§ **Problem to solve**: Go through each line of the records below and count those with the word "والألاء". Give only the count.

§ **Supplied material**:
-.-.-

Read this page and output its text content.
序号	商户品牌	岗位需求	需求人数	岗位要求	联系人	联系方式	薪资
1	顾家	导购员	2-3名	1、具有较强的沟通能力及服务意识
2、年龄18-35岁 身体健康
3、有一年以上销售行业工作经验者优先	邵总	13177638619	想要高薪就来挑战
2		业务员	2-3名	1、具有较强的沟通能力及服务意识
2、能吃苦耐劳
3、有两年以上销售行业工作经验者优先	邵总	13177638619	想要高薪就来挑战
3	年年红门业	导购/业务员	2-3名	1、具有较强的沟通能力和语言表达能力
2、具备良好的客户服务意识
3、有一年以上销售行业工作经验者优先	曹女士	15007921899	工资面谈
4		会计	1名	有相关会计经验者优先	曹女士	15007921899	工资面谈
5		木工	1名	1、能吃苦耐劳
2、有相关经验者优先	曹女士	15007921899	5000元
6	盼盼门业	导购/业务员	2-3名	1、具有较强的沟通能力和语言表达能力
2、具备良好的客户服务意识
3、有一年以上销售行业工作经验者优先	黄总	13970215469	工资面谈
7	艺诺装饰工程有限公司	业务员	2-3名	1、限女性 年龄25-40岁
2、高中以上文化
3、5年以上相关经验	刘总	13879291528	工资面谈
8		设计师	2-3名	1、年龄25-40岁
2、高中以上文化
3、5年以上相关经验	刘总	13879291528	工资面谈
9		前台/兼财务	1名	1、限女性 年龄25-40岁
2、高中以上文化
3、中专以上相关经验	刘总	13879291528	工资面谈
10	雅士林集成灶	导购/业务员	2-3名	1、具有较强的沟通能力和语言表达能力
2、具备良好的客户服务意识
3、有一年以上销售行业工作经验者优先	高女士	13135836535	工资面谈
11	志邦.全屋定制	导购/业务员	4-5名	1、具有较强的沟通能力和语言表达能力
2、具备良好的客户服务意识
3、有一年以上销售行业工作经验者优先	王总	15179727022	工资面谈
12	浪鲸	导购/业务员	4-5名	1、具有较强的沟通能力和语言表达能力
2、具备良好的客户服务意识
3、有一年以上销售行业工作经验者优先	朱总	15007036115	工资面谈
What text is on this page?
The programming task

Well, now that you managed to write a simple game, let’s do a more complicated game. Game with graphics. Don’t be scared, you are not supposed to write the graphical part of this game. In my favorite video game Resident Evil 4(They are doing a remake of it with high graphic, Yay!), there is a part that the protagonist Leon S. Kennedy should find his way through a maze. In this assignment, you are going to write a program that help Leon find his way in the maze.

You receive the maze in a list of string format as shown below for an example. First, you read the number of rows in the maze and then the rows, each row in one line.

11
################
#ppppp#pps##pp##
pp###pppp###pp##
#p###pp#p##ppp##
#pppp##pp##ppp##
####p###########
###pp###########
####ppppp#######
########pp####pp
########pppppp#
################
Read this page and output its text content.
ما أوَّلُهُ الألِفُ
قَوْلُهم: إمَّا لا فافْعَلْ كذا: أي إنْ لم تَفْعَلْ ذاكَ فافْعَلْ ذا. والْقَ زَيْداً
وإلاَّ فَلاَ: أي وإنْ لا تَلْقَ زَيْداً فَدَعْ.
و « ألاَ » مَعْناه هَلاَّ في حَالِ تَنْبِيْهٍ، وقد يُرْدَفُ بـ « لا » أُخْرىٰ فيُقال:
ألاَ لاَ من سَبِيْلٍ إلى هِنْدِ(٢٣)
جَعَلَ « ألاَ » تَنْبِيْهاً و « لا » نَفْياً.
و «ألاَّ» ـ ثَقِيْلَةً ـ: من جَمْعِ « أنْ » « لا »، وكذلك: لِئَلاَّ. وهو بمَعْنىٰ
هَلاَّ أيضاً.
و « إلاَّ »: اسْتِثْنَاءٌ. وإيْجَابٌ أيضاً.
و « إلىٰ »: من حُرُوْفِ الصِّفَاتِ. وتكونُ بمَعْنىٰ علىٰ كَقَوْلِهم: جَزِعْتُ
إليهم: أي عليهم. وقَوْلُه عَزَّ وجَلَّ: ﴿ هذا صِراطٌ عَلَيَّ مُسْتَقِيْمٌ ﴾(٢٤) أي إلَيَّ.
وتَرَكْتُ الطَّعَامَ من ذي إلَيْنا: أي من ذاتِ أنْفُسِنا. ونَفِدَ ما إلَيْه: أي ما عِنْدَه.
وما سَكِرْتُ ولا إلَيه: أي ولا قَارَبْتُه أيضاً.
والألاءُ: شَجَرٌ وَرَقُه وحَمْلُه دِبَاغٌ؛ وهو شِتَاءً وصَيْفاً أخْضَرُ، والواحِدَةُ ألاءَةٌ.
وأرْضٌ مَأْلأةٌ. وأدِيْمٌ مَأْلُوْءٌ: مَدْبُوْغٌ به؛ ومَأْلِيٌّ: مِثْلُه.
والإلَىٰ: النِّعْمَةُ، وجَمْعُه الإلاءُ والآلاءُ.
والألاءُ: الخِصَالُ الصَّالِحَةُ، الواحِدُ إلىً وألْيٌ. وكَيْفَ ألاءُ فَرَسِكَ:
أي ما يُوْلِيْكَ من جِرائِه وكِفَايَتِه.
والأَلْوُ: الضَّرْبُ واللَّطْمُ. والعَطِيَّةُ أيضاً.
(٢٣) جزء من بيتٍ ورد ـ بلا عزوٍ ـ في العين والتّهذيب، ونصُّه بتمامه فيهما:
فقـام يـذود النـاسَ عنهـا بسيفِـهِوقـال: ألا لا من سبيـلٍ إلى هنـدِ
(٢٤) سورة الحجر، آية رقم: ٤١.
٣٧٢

-.-.-

§ **Worked solution**: 2